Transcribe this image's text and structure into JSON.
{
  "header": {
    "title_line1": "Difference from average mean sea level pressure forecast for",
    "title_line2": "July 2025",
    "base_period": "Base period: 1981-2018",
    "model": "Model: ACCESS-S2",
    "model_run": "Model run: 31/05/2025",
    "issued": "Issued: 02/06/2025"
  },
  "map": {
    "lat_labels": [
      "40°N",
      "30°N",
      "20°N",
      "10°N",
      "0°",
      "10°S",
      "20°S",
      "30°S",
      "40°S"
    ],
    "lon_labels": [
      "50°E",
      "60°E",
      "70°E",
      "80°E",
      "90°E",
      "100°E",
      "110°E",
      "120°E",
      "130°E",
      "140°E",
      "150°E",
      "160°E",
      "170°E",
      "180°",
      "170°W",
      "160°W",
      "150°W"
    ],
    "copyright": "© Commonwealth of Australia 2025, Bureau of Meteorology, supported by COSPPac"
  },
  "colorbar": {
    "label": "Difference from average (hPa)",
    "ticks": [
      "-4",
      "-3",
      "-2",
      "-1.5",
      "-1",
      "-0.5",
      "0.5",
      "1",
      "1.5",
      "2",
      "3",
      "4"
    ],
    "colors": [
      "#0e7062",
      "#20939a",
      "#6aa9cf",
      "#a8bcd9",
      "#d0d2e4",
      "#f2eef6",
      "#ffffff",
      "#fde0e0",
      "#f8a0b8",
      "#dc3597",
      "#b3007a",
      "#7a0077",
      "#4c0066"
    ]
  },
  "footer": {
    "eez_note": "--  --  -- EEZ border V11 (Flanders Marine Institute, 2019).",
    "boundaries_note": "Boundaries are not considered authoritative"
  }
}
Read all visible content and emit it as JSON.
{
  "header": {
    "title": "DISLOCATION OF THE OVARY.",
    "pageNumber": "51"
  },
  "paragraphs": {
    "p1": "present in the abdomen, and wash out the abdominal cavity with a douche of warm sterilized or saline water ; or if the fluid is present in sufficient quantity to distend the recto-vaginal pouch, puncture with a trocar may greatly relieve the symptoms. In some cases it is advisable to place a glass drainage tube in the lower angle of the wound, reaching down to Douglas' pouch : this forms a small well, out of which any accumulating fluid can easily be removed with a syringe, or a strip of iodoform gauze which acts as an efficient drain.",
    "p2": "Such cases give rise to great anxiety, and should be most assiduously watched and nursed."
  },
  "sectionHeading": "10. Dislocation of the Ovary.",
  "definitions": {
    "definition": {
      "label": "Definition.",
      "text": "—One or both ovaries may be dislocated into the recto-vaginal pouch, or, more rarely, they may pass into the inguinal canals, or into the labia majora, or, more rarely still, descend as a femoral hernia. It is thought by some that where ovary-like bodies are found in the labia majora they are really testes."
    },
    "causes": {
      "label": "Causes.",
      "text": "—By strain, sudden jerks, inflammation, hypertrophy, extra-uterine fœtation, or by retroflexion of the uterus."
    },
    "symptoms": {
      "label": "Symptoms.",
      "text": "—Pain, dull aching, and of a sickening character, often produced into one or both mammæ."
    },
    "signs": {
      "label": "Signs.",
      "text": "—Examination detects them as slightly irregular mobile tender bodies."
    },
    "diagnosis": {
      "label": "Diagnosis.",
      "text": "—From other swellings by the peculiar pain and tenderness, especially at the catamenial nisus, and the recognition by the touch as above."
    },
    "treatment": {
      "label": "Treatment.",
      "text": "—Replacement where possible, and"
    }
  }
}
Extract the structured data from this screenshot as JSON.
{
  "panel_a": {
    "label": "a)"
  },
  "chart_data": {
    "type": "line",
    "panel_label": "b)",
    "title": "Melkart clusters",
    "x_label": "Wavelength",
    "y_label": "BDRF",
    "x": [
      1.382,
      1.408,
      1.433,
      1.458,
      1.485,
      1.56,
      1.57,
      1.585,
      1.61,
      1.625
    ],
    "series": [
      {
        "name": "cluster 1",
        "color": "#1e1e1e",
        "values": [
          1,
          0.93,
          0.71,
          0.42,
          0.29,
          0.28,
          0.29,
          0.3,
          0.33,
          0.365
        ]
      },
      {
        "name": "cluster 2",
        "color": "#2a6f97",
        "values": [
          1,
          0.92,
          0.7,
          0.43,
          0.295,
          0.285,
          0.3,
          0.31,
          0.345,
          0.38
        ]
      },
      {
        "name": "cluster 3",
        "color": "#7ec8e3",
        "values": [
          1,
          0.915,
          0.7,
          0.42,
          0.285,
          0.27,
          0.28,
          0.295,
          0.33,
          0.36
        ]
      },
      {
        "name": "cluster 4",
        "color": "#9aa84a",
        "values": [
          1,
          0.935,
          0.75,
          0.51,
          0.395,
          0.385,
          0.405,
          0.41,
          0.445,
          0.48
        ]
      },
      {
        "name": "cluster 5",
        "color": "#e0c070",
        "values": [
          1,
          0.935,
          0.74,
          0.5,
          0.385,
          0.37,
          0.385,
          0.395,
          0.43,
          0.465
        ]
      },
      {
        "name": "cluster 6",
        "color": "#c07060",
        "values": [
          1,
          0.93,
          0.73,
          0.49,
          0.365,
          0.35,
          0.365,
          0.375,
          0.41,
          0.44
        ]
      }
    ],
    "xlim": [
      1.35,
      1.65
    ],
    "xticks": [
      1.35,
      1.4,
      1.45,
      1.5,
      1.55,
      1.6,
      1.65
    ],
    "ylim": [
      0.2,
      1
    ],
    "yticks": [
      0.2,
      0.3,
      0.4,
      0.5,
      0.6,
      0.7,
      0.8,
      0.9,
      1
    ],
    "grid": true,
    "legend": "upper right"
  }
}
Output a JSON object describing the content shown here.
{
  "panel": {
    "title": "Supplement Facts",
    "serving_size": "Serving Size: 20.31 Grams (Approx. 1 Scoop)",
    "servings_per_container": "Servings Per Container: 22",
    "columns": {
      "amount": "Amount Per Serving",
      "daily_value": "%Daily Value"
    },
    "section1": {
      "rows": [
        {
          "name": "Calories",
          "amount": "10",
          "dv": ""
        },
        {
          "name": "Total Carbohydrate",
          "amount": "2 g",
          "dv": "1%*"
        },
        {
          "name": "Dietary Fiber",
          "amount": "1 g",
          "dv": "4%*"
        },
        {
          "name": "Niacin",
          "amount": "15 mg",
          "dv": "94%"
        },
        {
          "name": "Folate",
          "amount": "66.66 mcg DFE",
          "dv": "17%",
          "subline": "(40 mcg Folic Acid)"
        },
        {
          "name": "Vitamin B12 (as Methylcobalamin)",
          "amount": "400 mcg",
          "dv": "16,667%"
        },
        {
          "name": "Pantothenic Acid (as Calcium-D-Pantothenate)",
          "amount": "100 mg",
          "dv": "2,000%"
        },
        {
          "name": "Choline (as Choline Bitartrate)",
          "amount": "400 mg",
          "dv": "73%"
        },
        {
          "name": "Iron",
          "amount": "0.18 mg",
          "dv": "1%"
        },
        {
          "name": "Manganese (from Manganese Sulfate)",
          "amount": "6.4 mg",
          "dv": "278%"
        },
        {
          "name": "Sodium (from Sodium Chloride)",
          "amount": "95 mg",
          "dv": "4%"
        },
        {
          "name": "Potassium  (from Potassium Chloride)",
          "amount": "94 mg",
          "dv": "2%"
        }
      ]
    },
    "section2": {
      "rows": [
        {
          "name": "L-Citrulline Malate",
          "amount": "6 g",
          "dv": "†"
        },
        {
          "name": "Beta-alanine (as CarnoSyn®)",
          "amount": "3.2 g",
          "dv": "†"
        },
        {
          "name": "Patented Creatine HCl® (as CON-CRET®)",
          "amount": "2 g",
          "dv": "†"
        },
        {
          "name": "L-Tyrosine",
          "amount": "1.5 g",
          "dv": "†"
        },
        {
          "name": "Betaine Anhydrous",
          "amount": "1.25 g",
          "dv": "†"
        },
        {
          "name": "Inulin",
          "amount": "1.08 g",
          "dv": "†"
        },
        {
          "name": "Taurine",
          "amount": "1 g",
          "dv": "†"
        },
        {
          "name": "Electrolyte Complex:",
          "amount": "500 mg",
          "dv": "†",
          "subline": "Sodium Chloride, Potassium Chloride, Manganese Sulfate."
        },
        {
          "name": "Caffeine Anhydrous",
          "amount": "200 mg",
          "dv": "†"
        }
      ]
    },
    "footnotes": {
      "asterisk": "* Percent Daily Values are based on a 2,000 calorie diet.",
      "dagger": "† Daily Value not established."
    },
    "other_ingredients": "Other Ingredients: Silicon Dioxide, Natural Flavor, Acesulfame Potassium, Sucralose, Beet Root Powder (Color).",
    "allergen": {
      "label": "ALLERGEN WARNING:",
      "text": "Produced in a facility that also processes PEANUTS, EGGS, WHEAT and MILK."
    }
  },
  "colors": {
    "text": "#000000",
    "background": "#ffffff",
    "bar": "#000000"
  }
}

-=-=-

**Direction:**
Show the lines where the word "content" appears in the entries.

**Exercise answer:**
Read all visible content and emit it as JSON.
Output a JSON object describing the content shown here.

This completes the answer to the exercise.